TEXTO FUENTE:
▶
Un río fluía de Edén para regar el jardín, y allí se divide y se convirtió en cuatro ríos.

El texto afirma que en el Jardín el río se dividía en cuatro ramas; presuntamente el Tigris, Éufrates, Guijón y Pisón. Pero también se ha pensado que se encuentra en África o en el Golfo Pérsico. Para muchos escritores medievales, la imagen del Edén era más bien una locación para la sexualidad y el amor humano, a menudo asociados con tropos lingüísticos y con el término literario locus amoenus (en latín “lugar idílico”, “lugar ameno”).

Thomas_Cole_The_Garden_of_Eden_detail_Amon_Carter_Museum

De cualquier manera, el Edén es nuestro modelo inconsciente. De ese primer jardín de la Historia brotan todos los jardines del mundo como pequeños pedazos imperfectos del paraíso perdido. Cuando imaginamos el Edén con sólo levantar una mano podemos tomar una deliciosa fruta, correr desnudos sin frío ni calor y convivir con “todos los animales domésticos y las criaturas voladoras de los cielos y toda bestia salvaje del campo” (Génesis 2 9:15). Los néctares, los jugos y limos, las flores y el árbol alquímico de la sabiduría estaban a nuestra disposición en aquel prototipo celestial de tiempos más simples. Tiempos donde éramos inocentes y, sobretodo, tiempos donde aún no existía el deseo (raíz madre del sufrimiento humano).
◀
CONJUNTO DE DATOS:
▶
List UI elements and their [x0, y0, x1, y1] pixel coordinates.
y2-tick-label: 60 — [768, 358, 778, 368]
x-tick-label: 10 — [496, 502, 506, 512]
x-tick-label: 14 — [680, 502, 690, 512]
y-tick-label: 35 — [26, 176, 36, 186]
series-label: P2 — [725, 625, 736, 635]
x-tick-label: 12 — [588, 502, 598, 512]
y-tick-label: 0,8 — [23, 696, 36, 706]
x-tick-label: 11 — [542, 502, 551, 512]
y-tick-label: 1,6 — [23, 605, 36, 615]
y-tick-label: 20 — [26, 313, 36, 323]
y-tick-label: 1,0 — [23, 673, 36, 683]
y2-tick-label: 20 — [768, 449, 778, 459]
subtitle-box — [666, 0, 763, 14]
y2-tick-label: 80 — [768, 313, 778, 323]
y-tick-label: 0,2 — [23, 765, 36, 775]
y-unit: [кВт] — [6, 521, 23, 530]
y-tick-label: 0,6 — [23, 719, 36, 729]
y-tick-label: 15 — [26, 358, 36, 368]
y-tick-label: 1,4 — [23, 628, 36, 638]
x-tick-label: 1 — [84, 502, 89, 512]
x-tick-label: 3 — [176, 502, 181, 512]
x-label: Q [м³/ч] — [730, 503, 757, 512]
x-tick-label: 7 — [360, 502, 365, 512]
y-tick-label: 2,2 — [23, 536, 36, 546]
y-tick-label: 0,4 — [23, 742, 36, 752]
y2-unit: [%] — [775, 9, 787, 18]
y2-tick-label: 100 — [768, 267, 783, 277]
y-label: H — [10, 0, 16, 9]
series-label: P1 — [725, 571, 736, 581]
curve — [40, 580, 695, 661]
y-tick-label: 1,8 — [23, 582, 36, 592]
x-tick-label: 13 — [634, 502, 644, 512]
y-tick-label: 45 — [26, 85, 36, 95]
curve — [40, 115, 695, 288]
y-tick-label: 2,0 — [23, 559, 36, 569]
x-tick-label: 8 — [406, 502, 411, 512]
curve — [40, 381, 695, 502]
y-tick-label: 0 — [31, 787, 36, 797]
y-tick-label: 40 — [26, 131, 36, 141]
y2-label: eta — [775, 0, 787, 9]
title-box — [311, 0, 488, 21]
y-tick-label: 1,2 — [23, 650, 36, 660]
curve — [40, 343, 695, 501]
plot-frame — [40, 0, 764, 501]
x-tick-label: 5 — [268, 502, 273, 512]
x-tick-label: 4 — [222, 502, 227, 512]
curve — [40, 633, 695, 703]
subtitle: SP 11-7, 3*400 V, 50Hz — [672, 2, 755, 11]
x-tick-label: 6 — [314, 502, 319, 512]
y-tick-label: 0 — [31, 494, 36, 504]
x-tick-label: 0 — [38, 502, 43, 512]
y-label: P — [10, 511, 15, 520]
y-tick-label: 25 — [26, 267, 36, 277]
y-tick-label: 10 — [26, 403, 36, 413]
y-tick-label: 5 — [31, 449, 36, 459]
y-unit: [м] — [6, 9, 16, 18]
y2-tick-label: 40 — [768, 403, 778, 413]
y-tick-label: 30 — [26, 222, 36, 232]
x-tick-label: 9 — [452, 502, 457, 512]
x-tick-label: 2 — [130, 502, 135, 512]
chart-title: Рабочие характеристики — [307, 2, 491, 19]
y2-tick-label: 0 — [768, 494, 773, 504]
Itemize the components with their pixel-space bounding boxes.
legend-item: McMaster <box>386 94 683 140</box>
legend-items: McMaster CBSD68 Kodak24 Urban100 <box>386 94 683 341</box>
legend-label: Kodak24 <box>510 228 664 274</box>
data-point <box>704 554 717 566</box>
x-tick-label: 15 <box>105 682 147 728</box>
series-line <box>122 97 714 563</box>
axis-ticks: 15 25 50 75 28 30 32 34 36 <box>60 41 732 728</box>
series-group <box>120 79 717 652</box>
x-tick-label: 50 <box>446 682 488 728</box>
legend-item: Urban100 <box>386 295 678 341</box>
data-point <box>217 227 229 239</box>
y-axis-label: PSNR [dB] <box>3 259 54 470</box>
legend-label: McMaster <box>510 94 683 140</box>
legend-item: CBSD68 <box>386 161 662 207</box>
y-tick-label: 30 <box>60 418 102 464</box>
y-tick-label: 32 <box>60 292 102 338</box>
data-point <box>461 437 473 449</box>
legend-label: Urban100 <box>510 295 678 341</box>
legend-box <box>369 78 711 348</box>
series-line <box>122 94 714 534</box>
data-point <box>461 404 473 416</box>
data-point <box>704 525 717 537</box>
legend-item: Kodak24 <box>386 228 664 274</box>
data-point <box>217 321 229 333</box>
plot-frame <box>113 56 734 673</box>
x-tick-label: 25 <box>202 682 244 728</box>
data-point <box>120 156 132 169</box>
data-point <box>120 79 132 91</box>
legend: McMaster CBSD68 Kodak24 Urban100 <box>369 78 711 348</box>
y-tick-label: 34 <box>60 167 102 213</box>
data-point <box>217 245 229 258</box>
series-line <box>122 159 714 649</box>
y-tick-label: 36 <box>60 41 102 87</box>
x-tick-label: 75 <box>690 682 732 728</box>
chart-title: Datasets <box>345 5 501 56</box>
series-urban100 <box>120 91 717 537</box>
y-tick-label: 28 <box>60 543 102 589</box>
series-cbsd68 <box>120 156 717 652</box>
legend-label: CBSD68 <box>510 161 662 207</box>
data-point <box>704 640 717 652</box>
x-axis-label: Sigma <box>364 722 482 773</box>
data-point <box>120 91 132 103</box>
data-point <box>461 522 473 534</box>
◀
ACCIONES REQUERIDAS:
1) Según el texto sobre el Edén, ¿qué significa en latín el término locus amoenus?
2) Enumera los ríos en los que, según el texto sobre el Edén, presuntamente se dividía el río del Jardín.
Las líneas no se necesitan para resolver las tareas.

RESULTADOS POR TAREA:
1) Significa "lugar idílico" o "lugar ameno".

2) Tigris, Éufrates, Guijón y Pisón.